→ Task to complete: In your copy, leave out the pictures; write out all the data exactly.

================

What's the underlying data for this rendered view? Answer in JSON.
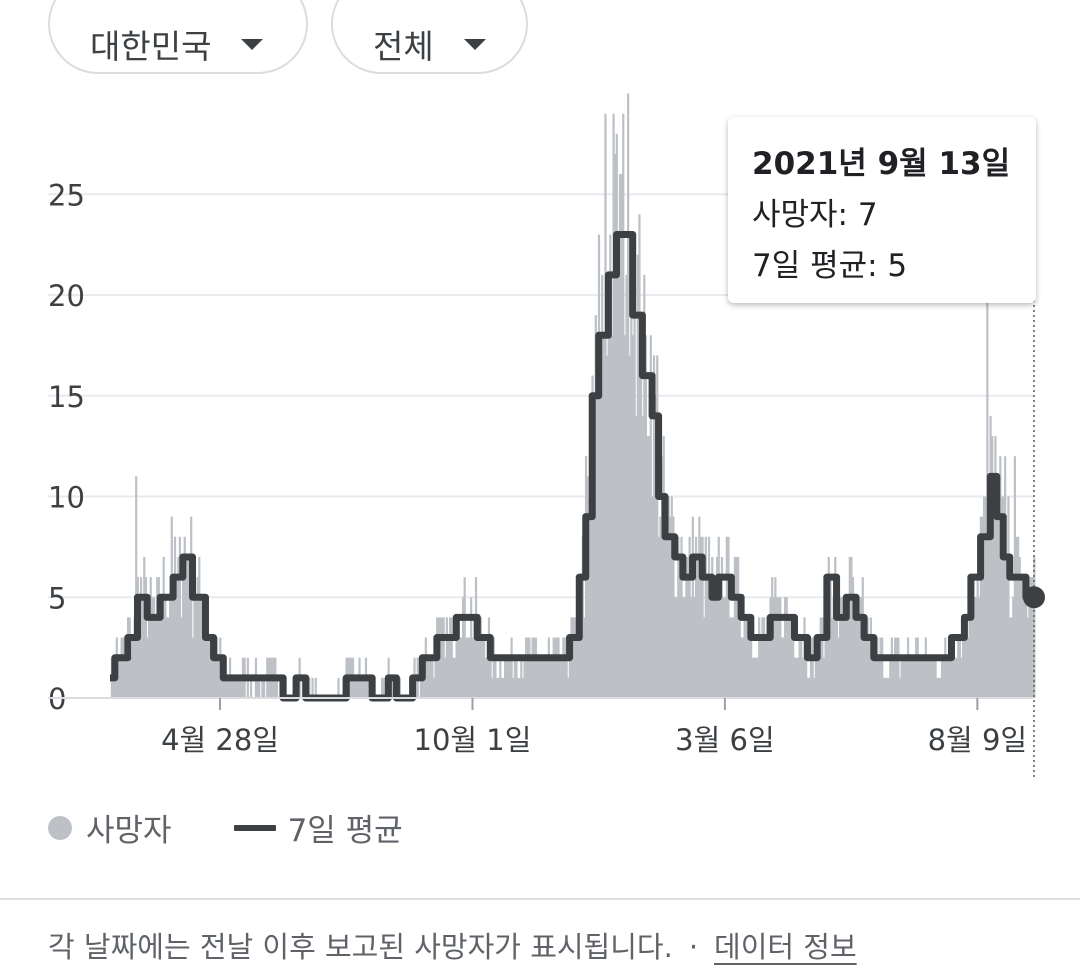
{
  "filters": {
    "region": "대한민국",
    "age": "전체"
  },
  "tooltip": {
    "date": "2021년 9월 13일",
    "deaths_text": "사망자: 7",
    "avg_text": "7일 평균: 5"
  },
  "legend": {
    "deaths_label": "사망자",
    "avg_label": "7일 평균"
  },
  "footer": {
    "note": "각 날짜에는 전날 이후 보고된 사망자가 표시됩니다.",
    "separator": "·",
    "link": "데이터 정보"
  },
  "colors": {
    "bars": "#bdc1c6",
    "avg_line": "#3c4043",
    "grid": "#e8eaed"
  },
  "chart_data": {
    "type": "bar",
    "series": [
      {
        "name": "사망자",
        "type": "bar"
      },
      {
        "name": "7일 평균",
        "type": "line"
      }
    ],
    "ylim": [
      0,
      29
    ],
    "yticks": [
      0,
      5,
      10,
      15,
      20,
      25
    ],
    "x_ticks": [
      {
        "label": "4월 28일",
        "date": "2020-04-28"
      },
      {
        "label": "10월 1일",
        "date": "2020-10-01"
      },
      {
        "label": "3월 6일",
        "date": "2021-03-06"
      },
      {
        "label": "8월 9일",
        "date": "2021-08-09"
      }
    ],
    "x_start": "2020-02-20",
    "x_end": "2021-09-13",
    "grid": true,
    "highlight": {
      "date": "2021-09-13",
      "deaths": 7,
      "avg": 5
    },
    "seven_day_avg": [
      [
        "2020-02-20",
        1
      ],
      [
        "2020-02-23",
        2
      ],
      [
        "2020-03-02",
        3
      ],
      [
        "2020-03-08",
        5
      ],
      [
        "2020-03-14",
        4
      ],
      [
        "2020-03-22",
        5
      ],
      [
        "2020-03-30",
        6
      ],
      [
        "2020-04-05",
        7
      ],
      [
        "2020-04-11",
        5
      ],
      [
        "2020-04-16",
        5
      ],
      [
        "2020-04-19",
        3
      ],
      [
        "2020-04-24",
        2
      ],
      [
        "2020-04-30",
        1
      ],
      [
        "2020-05-31",
        1
      ],
      [
        "2020-06-06",
        0
      ],
      [
        "2020-06-14",
        1
      ],
      [
        "2020-06-20",
        0
      ],
      [
        "2020-07-09",
        0
      ],
      [
        "2020-07-15",
        1
      ],
      [
        "2020-07-31",
        0
      ],
      [
        "2020-08-10",
        1
      ],
      [
        "2020-08-15",
        0
      ],
      [
        "2020-08-25",
        1
      ],
      [
        "2020-08-31",
        2
      ],
      [
        "2020-09-09",
        3
      ],
      [
        "2020-09-21",
        4
      ],
      [
        "2020-10-04",
        3
      ],
      [
        "2020-10-12",
        2
      ],
      [
        "2020-11-20",
        2
      ],
      [
        "2020-11-30",
        3
      ],
      [
        "2020-12-06",
        6
      ],
      [
        "2020-12-10",
        9
      ],
      [
        "2020-12-14",
        15
      ],
      [
        "2020-12-18",
        18
      ],
      [
        "2020-12-24",
        21
      ],
      [
        "2020-12-29",
        23
      ],
      [
        "2021-01-04",
        23
      ],
      [
        "2021-01-08",
        19
      ],
      [
        "2021-01-14",
        16
      ],
      [
        "2021-01-20",
        14
      ],
      [
        "2021-01-24",
        10
      ],
      [
        "2021-01-28",
        8
      ],
      [
        "2021-02-03",
        7
      ],
      [
        "2021-02-08",
        6
      ],
      [
        "2021-02-14",
        7
      ],
      [
        "2021-02-20",
        6
      ],
      [
        "2021-02-26",
        5
      ],
      [
        "2021-03-02",
        6
      ],
      [
        "2021-03-10",
        5
      ],
      [
        "2021-03-16",
        4
      ],
      [
        "2021-03-22",
        3
      ],
      [
        "2021-04-03",
        4
      ],
      [
        "2021-04-18",
        3
      ],
      [
        "2021-04-26",
        2
      ],
      [
        "2021-05-02",
        3
      ],
      [
        "2021-05-08",
        6
      ],
      [
        "2021-05-14",
        4
      ],
      [
        "2021-05-20",
        5
      ],
      [
        "2021-05-26",
        4
      ],
      [
        "2021-05-31",
        3
      ],
      [
        "2021-06-06",
        2
      ],
      [
        "2021-07-18",
        2
      ],
      [
        "2021-07-24",
        3
      ],
      [
        "2021-08-01",
        4
      ],
      [
        "2021-08-05",
        6
      ],
      [
        "2021-08-11",
        8
      ],
      [
        "2021-08-17",
        11
      ],
      [
        "2021-08-21",
        9
      ],
      [
        "2021-08-25",
        7
      ],
      [
        "2021-08-29",
        6
      ],
      [
        "2021-09-04",
        6
      ],
      [
        "2021-09-08",
        5
      ],
      [
        "2021-09-13",
        5
      ]
    ],
    "daily_bar_spikes": [
      [
        "2020-03-07",
        11
      ],
      [
        "2020-03-29",
        9
      ],
      [
        "2020-12-22",
        29
      ],
      [
        "2020-12-27",
        29
      ],
      [
        "2020-12-31",
        26
      ],
      [
        "2021-01-09",
        20
      ],
      [
        "2021-08-15",
        20
      ],
      [
        "2021-08-20",
        13
      ],
      [
        "2021-08-26",
        12
      ],
      [
        "2021-09-01",
        12
      ]
    ]
  }
}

================

→ The answer:
What's the underlying data for this rendered view? Answer in JSON.
{
  "filters": {
    "region": "대한민국",
    "age": "전체"
  },
  "tooltip": {
    "date": "2021년 9월 13일",
    "deaths_text": "사망자: 7",
    "avg_text": "7일 평균: 5"
  },
  "legend": {
    "deaths_label": "사망자",
    "avg_label": "7일 평균"
  },
  "footer": {
    "note": "각 날짜에는 전날 이후 보고된 사망자가 표시됩니다.",
    "separator": "·",
    "link": "데이터 정보"
  },
  "colors": {
    "bars": "#bdc1c6",
    "avg_line": "#3c4043",
    "grid": "#e8eaed"
  },
  "chart_data": {
    "type": "bar",
    "series": [
      {
        "name": "사망자",
        "type": "bar"
      },
      {
        "name": "7일 평균",
        "type": "line"
      }
    ],
    "ylim": [
      0,
      29
    ],
    "yticks": [
      0,
      5,
      10,
      15,
      20,
      25
    ],
    "x_ticks": [
      {
        "label": "4월 28일",
        "date": "2020-04-28"
      },
      {
        "label": "10월 1일",
        "date": "2020-10-01"
      },
      {
        "label": "3월 6일",
        "date": "2021-03-06"
      },
      {
        "label": "8월 9일",
        "date": "2021-08-09"
      }
    ],
    "x_start": "2020-02-20",
    "x_end": "2021-09-13",
    "grid": true,
    "highlight": {
      "date": "2021-09-13",
      "deaths": 7,
      "avg": 5
    },
    "seven_day_avg": [
      [
        "2020-02-20",
        1
      ],
      [
        "2020-02-23",
        2
      ],
      [
        "2020-03-02",
        3
      ],
      [
        "2020-03-08",
        5
      ],
      [
        "2020-03-14",
        4
      ],
      [
        "2020-03-22",
        5
      ],
      [
        "2020-03-30",
        6
      ],
      [
        "2020-04-05",
        7
      ],
      [
        "2020-04-11",
        5
      ],
      [
        "2020-04-16",
        5
      ],
      [
        "2020-04-19",
        3
      ],
      [
        "2020-04-24",
        2
      ],
      [
        "2020-04-30",
        1
      ],
      [
        "2020-05-31",
        1
      ],
      [
        "2020-06-06",
        0
      ],
      [
        "2020-06-14",
        1
      ],
      [
        "2020-06-20",
        0
      ],
      [
        "2020-07-09",
        0
      ],
      [
        "2020-07-15",
        1
      ],
      [
        "2020-07-31",
        0
      ],
      [
        "2020-08-10",
        1
      ],
      [
        "2020-08-15",
        0
      ],
      [
        "2020-08-25",
        1
      ],
      [
        "2020-08-31",
        2
      ],
      [
        "2020-09-09",
        3
      ],
      [
        "2020-09-21",
        4
      ],
      [
        "2020-10-04",
        3
      ],
      [
        "2020-10-12",
        2
      ],
      [
        "2020-11-20",
        2
      ],
      [
        "2020-11-30",
        3
      ],
      [
        "2020-12-06",
        6
      ],
      [
        "2020-12-10",
        9
      ],
      [
        "2020-12-14",
        15
      ],
      [
        "2020-12-18",
        18
      ],
      [
        "2020-12-24",
        21
      ],
      [
        "2020-12-29",
        23
      ],
      [
        "2021-01-04",
        23
      ],
      [
        "2021-01-08",
        19
      ],
      [
        "2021-01-14",
        16
      ],
      [
        "2021-01-20",
        14
      ],
      [
        "2021-01-24",
        10
      ],
      [
        "2021-01-28",
        8
      ],
      [
        "2021-02-03",
        7
      ],
      [
        "2021-02-08",
        6
      ],
      [
        "2021-02-14",
        7
      ],
      [
        "2021-02-20",
        6
      ],
      [
        "2021-02-26",
        5
      ],
      [
        "2021-03-02",
        6
      ],
      [
        "2021-03-10",
        5
      ],
      [
        "2021-03-16",
        4
      ],
      [
        "2021-03-22",
        3
      ],
      [
        "2021-04-03",
        4
      ],
      [
        "2021-04-18",
        3
      ],
      [
        "2021-04-26",
        2
      ],
      [
        "2021-05-02",
        3
      ],
      [
        "2021-05-08",
        6
      ],
      [
        "2021-05-14",
        4
      ],
      [
        "2021-05-20",
        5
      ],
      [
        "2021-05-26",
        4
      ],
      [
        "2021-05-31",
        3
      ],
      [
        "2021-06-06",
        2
      ],
      [
        "2021-07-18",
        2
      ],
      [
        "2021-07-24",
        3
      ],
      [
        "2021-08-01",
        4
      ],
      [
        "2021-08-05",
        6
      ],
      [
        "2021-08-11",
        8
      ],
      [
        "2021-08-17",
        11
      ],
      [
        "2021-08-21",
        9
      ],
      [
        "2021-08-25",
        7
      ],
      [
        "2021-08-29",
        6
      ],
      [
        "2021-09-04",
        6
      ],
      [
        "2021-09-08",
        5
      ],
      [
        "2021-09-13",
        5
      ]
    ],
    "daily_bar_spikes": [
      [
        "2020-03-07",
        11
      ],
      [
        "2020-03-29",
        9
      ],
      [
        "2020-12-22",
        29
      ],
      [
        "2020-12-27",
        29
      ],
      [
        "2020-12-31",
        26
      ],
      [
        "2021-01-09",
        20
      ],
      [
        "2021-08-15",
        20
      ],
      [
        "2021-08-20",
        13
      ],
      [
        "2021-08-26",
        12
      ],
      [
        "2021-09-01",
        12
      ]
    ]
  }
}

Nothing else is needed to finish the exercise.